EXERCISE AIM |
Lift out all lines below that contain "text".

Dataset records on visual material:
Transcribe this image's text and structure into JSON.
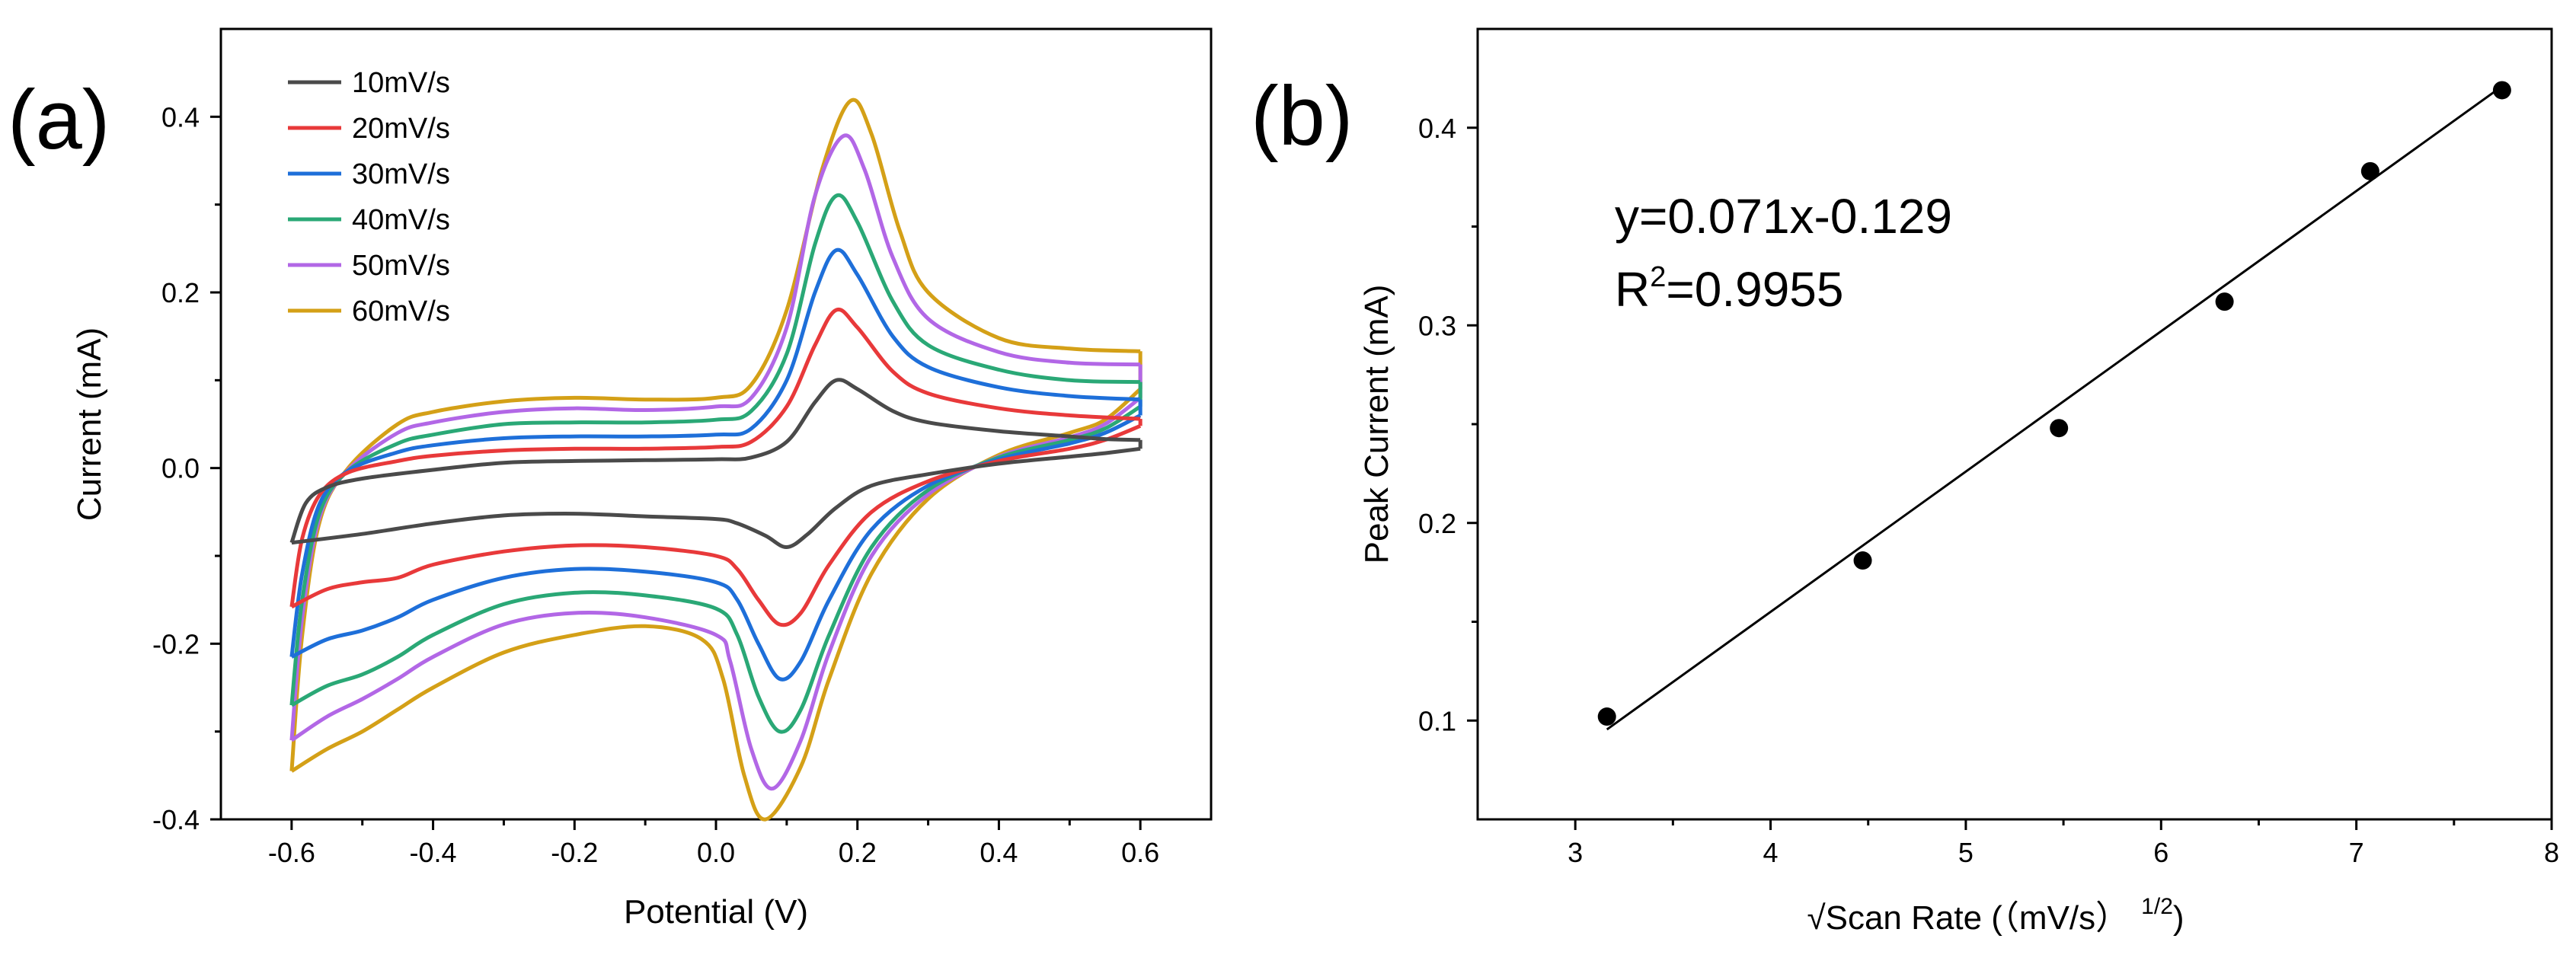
{
  "chart_data": [
    {
      "panel": "(a)",
      "type": "line",
      "title": "",
      "xlabel": "Potential (V)",
      "ylabel": "Current (mA)",
      "xlim": [
        -0.7,
        0.7
      ],
      "ylim": [
        -0.4,
        0.5
      ],
      "xticks": [
        -0.6,
        -0.4,
        -0.2,
        0.0,
        0.2,
        0.4,
        0.6
      ],
      "xtick_labels": [
        "-0.6",
        "-0.4",
        "-0.2",
        "0.0",
        "0.2",
        "0.4",
        "0.6"
      ],
      "yticks": [
        -0.4,
        -0.2,
        0.0,
        0.2,
        0.4
      ],
      "ytick_labels": [
        "-0.4",
        "-0.2",
        "0.0",
        "0.2",
        "0.4"
      ],
      "legend_position": "top-left",
      "series": [
        {
          "name": "10mV/s",
          "color": "#4a4a4a",
          "forward": [
            [
              -0.6,
              -0.085
            ],
            [
              -0.58,
              -0.04
            ],
            [
              -0.55,
              -0.022
            ],
            [
              -0.5,
              -0.012
            ],
            [
              -0.4,
              -0.002
            ],
            [
              -0.3,
              0.006
            ],
            [
              -0.2,
              0.008
            ],
            [
              -0.1,
              0.009
            ],
            [
              0.0,
              0.01
            ],
            [
              0.05,
              0.012
            ],
            [
              0.1,
              0.03
            ],
            [
              0.14,
              0.075
            ],
            [
              0.17,
              0.1
            ],
            [
              0.2,
              0.09
            ],
            [
              0.25,
              0.065
            ],
            [
              0.3,
              0.052
            ],
            [
              0.4,
              0.042
            ],
            [
              0.5,
              0.036
            ],
            [
              0.55,
              0.033
            ],
            [
              0.6,
              0.032
            ]
          ],
          "reverse": [
            [
              0.6,
              0.022
            ],
            [
              0.55,
              0.017
            ],
            [
              0.5,
              0.013
            ],
            [
              0.4,
              0.005
            ],
            [
              0.3,
              -0.007
            ],
            [
              0.22,
              -0.02
            ],
            [
              0.17,
              -0.045
            ],
            [
              0.13,
              -0.075
            ],
            [
              0.1,
              -0.09
            ],
            [
              0.07,
              -0.077
            ],
            [
              0.03,
              -0.063
            ],
            [
              0.0,
              -0.058
            ],
            [
              -0.1,
              -0.055
            ],
            [
              -0.2,
              -0.052
            ],
            [
              -0.3,
              -0.054
            ],
            [
              -0.4,
              -0.063
            ],
            [
              -0.5,
              -0.075
            ],
            [
              -0.6,
              -0.085
            ]
          ]
        },
        {
          "name": "20mV/s",
          "color": "#e8393a",
          "forward": [
            [
              -0.6,
              -0.158
            ],
            [
              -0.585,
              -0.08
            ],
            [
              -0.56,
              -0.03
            ],
            [
              -0.52,
              -0.005
            ],
            [
              -0.45,
              0.008
            ],
            [
              -0.4,
              0.014
            ],
            [
              -0.3,
              0.02
            ],
            [
              -0.2,
              0.022
            ],
            [
              -0.1,
              0.022
            ],
            [
              0.0,
              0.024
            ],
            [
              0.05,
              0.03
            ],
            [
              0.1,
              0.07
            ],
            [
              0.14,
              0.14
            ],
            [
              0.17,
              0.18
            ],
            [
              0.2,
              0.16
            ],
            [
              0.25,
              0.11
            ],
            [
              0.3,
              0.085
            ],
            [
              0.4,
              0.068
            ],
            [
              0.5,
              0.06
            ],
            [
              0.6,
              0.056
            ]
          ],
          "reverse": [
            [
              0.6,
              0.048
            ],
            [
              0.55,
              0.032
            ],
            [
              0.5,
              0.022
            ],
            [
              0.4,
              0.008
            ],
            [
              0.3,
              -0.015
            ],
            [
              0.22,
              -0.05
            ],
            [
              0.16,
              -0.11
            ],
            [
              0.12,
              -0.165
            ],
            [
              0.09,
              -0.178
            ],
            [
              0.06,
              -0.15
            ],
            [
              0.03,
              -0.115
            ],
            [
              0.0,
              -0.1
            ],
            [
              -0.1,
              -0.09
            ],
            [
              -0.2,
              -0.088
            ],
            [
              -0.3,
              -0.095
            ],
            [
              -0.4,
              -0.11
            ],
            [
              -0.45,
              -0.125
            ],
            [
              -0.5,
              -0.13
            ],
            [
              -0.55,
              -0.138
            ],
            [
              -0.6,
              -0.158
            ]
          ]
        },
        {
          "name": "30mV/s",
          "color": "#1e6fd9",
          "forward": [
            [
              -0.6,
              -0.215
            ],
            [
              -0.585,
              -0.12
            ],
            [
              -0.56,
              -0.04
            ],
            [
              -0.52,
              -0.003
            ],
            [
              -0.45,
              0.018
            ],
            [
              -0.4,
              0.026
            ],
            [
              -0.3,
              0.034
            ],
            [
              -0.2,
              0.036
            ],
            [
              -0.1,
              0.036
            ],
            [
              0.0,
              0.038
            ],
            [
              0.05,
              0.045
            ],
            [
              0.1,
              0.1
            ],
            [
              0.14,
              0.2
            ],
            [
              0.17,
              0.248
            ],
            [
              0.2,
              0.22
            ],
            [
              0.25,
              0.15
            ],
            [
              0.3,
              0.115
            ],
            [
              0.4,
              0.092
            ],
            [
              0.5,
              0.082
            ],
            [
              0.6,
              0.078
            ]
          ],
          "reverse": [
            [
              0.6,
              0.06
            ],
            [
              0.55,
              0.04
            ],
            [
              0.5,
              0.028
            ],
            [
              0.4,
              0.01
            ],
            [
              0.3,
              -0.02
            ],
            [
              0.22,
              -0.07
            ],
            [
              0.16,
              -0.15
            ],
            [
              0.12,
              -0.22
            ],
            [
              0.09,
              -0.24
            ],
            [
              0.06,
              -0.2
            ],
            [
              0.03,
              -0.15
            ],
            [
              0.0,
              -0.13
            ],
            [
              -0.1,
              -0.118
            ],
            [
              -0.2,
              -0.115
            ],
            [
              -0.3,
              -0.125
            ],
            [
              -0.4,
              -0.15
            ],
            [
              -0.45,
              -0.17
            ],
            [
              -0.5,
              -0.185
            ],
            [
              -0.55,
              -0.195
            ],
            [
              -0.6,
              -0.215
            ]
          ]
        },
        {
          "name": "40mV/s",
          "color": "#2aa876",
          "forward": [
            [
              -0.6,
              -0.27
            ],
            [
              -0.585,
              -0.15
            ],
            [
              -0.56,
              -0.05
            ],
            [
              -0.52,
              -0.003
            ],
            [
              -0.45,
              0.028
            ],
            [
              -0.4,
              0.038
            ],
            [
              -0.3,
              0.05
            ],
            [
              -0.2,
              0.052
            ],
            [
              -0.1,
              0.052
            ],
            [
              0.0,
              0.055
            ],
            [
              0.05,
              0.065
            ],
            [
              0.1,
              0.13
            ],
            [
              0.14,
              0.255
            ],
            [
              0.17,
              0.31
            ],
            [
              0.2,
              0.28
            ],
            [
              0.25,
              0.19
            ],
            [
              0.3,
              0.14
            ],
            [
              0.4,
              0.112
            ],
            [
              0.5,
              0.1
            ],
            [
              0.6,
              0.098
            ]
          ],
          "reverse": [
            [
              0.6,
              0.07
            ],
            [
              0.55,
              0.045
            ],
            [
              0.5,
              0.032
            ],
            [
              0.4,
              0.012
            ],
            [
              0.3,
              -0.025
            ],
            [
              0.22,
              -0.09
            ],
            [
              0.16,
              -0.19
            ],
            [
              0.12,
              -0.275
            ],
            [
              0.09,
              -0.3
            ],
            [
              0.06,
              -0.26
            ],
            [
              0.03,
              -0.19
            ],
            [
              0.0,
              -0.16
            ],
            [
              -0.1,
              -0.145
            ],
            [
              -0.2,
              -0.142
            ],
            [
              -0.3,
              -0.155
            ],
            [
              -0.4,
              -0.19
            ],
            [
              -0.45,
              -0.215
            ],
            [
              -0.5,
              -0.235
            ],
            [
              -0.55,
              -0.248
            ],
            [
              -0.6,
              -0.27
            ]
          ]
        },
        {
          "name": "50mV/s",
          "color": "#b267e6",
          "forward": [
            [
              -0.6,
              -0.31
            ],
            [
              -0.585,
              -0.17
            ],
            [
              -0.56,
              -0.055
            ],
            [
              -0.52,
              -0.002
            ],
            [
              -0.45,
              0.04
            ],
            [
              -0.4,
              0.052
            ],
            [
              -0.3,
              0.064
            ],
            [
              -0.2,
              0.068
            ],
            [
              -0.1,
              0.066
            ],
            [
              0.0,
              0.07
            ],
            [
              0.05,
              0.08
            ],
            [
              0.1,
              0.16
            ],
            [
              0.14,
              0.31
            ],
            [
              0.18,
              0.378
            ],
            [
              0.21,
              0.34
            ],
            [
              0.25,
              0.24
            ],
            [
              0.3,
              0.17
            ],
            [
              0.4,
              0.132
            ],
            [
              0.5,
              0.12
            ],
            [
              0.6,
              0.118
            ]
          ],
          "reverse": [
            [
              0.6,
              0.08
            ],
            [
              0.55,
              0.05
            ],
            [
              0.5,
              0.035
            ],
            [
              0.4,
              0.013
            ],
            [
              0.3,
              -0.03
            ],
            [
              0.22,
              -0.1
            ],
            [
              0.16,
              -0.21
            ],
            [
              0.12,
              -0.31
            ],
            [
              0.08,
              -0.365
            ],
            [
              0.05,
              -0.32
            ],
            [
              0.02,
              -0.22
            ],
            [
              0.0,
              -0.19
            ],
            [
              -0.1,
              -0.17
            ],
            [
              -0.2,
              -0.165
            ],
            [
              -0.3,
              -0.178
            ],
            [
              -0.4,
              -0.215
            ],
            [
              -0.45,
              -0.24
            ],
            [
              -0.5,
              -0.263
            ],
            [
              -0.55,
              -0.283
            ],
            [
              -0.6,
              -0.31
            ]
          ]
        },
        {
          "name": "60mV/s",
          "color": "#d4a017",
          "forward": [
            [
              -0.6,
              -0.345
            ],
            [
              -0.585,
              -0.19
            ],
            [
              -0.56,
              -0.06
            ],
            [
              -0.52,
              0.0
            ],
            [
              -0.45,
              0.05
            ],
            [
              -0.4,
              0.064
            ],
            [
              -0.3,
              0.076
            ],
            [
              -0.2,
              0.08
            ],
            [
              -0.1,
              0.078
            ],
            [
              0.0,
              0.08
            ],
            [
              0.05,
              0.095
            ],
            [
              0.1,
              0.18
            ],
            [
              0.15,
              0.34
            ],
            [
              0.19,
              0.418
            ],
            [
              0.22,
              0.38
            ],
            [
              0.26,
              0.27
            ],
            [
              0.3,
              0.2
            ],
            [
              0.4,
              0.148
            ],
            [
              0.5,
              0.136
            ],
            [
              0.6,
              0.133
            ]
          ],
          "reverse": [
            [
              0.6,
              0.09
            ],
            [
              0.55,
              0.055
            ],
            [
              0.5,
              0.04
            ],
            [
              0.4,
              0.015
            ],
            [
              0.3,
              -0.035
            ],
            [
              0.22,
              -0.12
            ],
            [
              0.16,
              -0.24
            ],
            [
              0.12,
              -0.34
            ],
            [
              0.07,
              -0.4
            ],
            [
              0.04,
              -0.35
            ],
            [
              0.01,
              -0.24
            ],
            [
              -0.02,
              -0.195
            ],
            [
              -0.1,
              -0.18
            ],
            [
              -0.2,
              -0.19
            ],
            [
              -0.3,
              -0.21
            ],
            [
              -0.4,
              -0.25
            ],
            [
              -0.45,
              -0.275
            ],
            [
              -0.5,
              -0.3
            ],
            [
              -0.55,
              -0.32
            ],
            [
              -0.6,
              -0.345
            ]
          ]
        }
      ]
    },
    {
      "panel": "(b)",
      "type": "scatter",
      "title": "",
      "xlabel": "√Scan Rate (（mV/s）1/2)",
      "xlabel_main": "√Scan Rate (（mV/s）",
      "xlabel_sup": "1/2",
      "xlabel_end": ")",
      "ylabel": "Peak Current (mA)",
      "xlim": [
        2.5,
        8
      ],
      "ylim": [
        0.05,
        0.45
      ],
      "xticks": [
        3,
        4,
        5,
        6,
        7,
        8
      ],
      "xtick_labels": [
        "3",
        "4",
        "5",
        "6",
        "7",
        "8"
      ],
      "yticks": [
        0.1,
        0.2,
        0.3,
        0.4
      ],
      "ytick_labels": [
        "0.1",
        "0.2",
        "0.3",
        "0.4"
      ],
      "points": [
        [
          3.162,
          0.102
        ],
        [
          4.472,
          0.181
        ],
        [
          5.477,
          0.248
        ],
        [
          6.325,
          0.312
        ],
        [
          7.071,
          0.378
        ],
        [
          7.746,
          0.419
        ]
      ],
      "fit": {
        "slope": 0.071,
        "intercept": -0.129,
        "x_range": [
          3.162,
          7.746
        ]
      },
      "annotations": {
        "equation": "y=0.071x-0.129",
        "r2_prefix": "R",
        "r2_sup": "2",
        "r2_value": "=0.9955"
      }
    }
  ],
  "legend_colors": {
    "text": "#000000"
  }
}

RESULT OF THE TASK |
Transcribe this image's text and structure into JSON.
    "text": "#000000"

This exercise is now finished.